[Set problem]:
Lines holding the string "screenshot" are the ones to copy; find them all in the data.

[Supplied material]:
------------------------------
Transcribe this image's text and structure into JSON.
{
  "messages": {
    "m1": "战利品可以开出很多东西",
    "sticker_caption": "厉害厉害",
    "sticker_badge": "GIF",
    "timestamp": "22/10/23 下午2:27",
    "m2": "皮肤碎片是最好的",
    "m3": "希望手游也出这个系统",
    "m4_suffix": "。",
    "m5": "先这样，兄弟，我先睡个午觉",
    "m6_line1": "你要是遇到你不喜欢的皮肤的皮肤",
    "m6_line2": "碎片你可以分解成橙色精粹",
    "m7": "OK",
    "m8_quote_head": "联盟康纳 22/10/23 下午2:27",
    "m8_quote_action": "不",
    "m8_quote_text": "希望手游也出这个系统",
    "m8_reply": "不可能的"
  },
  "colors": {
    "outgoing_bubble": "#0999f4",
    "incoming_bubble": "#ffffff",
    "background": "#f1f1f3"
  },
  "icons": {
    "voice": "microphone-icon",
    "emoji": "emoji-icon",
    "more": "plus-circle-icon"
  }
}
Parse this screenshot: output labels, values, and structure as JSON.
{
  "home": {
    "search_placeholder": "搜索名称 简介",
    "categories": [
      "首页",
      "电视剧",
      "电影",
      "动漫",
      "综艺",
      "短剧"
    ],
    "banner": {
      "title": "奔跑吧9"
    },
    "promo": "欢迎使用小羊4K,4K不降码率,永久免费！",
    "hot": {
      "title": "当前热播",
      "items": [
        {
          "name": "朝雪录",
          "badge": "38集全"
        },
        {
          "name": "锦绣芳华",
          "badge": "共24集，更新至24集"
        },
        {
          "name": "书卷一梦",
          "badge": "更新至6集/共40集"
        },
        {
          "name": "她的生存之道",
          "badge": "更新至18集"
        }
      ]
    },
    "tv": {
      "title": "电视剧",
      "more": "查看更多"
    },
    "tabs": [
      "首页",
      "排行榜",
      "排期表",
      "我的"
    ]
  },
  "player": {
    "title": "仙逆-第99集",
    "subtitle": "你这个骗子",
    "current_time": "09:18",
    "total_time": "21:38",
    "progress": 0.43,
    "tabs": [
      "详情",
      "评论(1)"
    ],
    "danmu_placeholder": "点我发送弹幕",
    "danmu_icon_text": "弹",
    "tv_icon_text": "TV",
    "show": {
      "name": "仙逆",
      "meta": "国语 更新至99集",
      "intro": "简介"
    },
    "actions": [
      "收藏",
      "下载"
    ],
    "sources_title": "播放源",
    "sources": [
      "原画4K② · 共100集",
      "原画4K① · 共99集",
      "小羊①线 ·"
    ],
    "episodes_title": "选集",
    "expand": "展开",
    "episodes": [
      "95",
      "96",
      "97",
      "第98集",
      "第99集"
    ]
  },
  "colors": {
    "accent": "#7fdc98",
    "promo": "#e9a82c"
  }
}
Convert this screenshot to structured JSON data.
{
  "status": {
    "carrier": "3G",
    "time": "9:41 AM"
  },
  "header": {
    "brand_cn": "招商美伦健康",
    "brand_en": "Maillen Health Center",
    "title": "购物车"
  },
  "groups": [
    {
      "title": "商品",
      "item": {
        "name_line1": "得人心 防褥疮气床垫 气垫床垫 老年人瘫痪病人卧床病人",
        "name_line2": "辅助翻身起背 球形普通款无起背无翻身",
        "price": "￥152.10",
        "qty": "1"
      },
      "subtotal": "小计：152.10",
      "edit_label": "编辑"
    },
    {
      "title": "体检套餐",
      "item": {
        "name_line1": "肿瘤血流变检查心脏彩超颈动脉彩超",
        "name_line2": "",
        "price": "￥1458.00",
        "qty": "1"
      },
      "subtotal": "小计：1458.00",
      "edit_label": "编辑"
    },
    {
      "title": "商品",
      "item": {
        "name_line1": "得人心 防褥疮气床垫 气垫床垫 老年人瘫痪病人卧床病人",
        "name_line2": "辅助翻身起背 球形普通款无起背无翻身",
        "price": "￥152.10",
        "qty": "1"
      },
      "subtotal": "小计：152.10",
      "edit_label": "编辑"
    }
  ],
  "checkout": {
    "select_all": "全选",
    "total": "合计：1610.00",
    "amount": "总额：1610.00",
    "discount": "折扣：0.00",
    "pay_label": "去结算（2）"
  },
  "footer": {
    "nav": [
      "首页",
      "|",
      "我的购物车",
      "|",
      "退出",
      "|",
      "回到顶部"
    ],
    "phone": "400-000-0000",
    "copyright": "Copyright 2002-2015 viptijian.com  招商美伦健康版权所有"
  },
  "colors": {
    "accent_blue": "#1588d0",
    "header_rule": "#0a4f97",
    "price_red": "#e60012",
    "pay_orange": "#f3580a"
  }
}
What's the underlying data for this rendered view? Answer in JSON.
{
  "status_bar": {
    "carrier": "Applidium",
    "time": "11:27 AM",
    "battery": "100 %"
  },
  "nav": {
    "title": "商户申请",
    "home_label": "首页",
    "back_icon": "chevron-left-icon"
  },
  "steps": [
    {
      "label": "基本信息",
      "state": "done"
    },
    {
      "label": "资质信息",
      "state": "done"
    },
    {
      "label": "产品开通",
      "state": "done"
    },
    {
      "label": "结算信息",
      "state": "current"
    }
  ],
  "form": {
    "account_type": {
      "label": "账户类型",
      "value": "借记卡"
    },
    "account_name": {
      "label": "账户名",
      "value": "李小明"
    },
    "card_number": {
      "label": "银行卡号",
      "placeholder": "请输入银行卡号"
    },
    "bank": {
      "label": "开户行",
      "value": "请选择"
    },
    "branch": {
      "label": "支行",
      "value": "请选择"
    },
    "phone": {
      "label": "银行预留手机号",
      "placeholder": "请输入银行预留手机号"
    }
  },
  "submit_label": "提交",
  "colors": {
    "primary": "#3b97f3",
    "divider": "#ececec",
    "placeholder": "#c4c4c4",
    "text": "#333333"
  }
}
------------------------------
[Correct result]:
Parse this screenshot: output labels, values, and structure as JSON.
Convert this screenshot to structured JSON data.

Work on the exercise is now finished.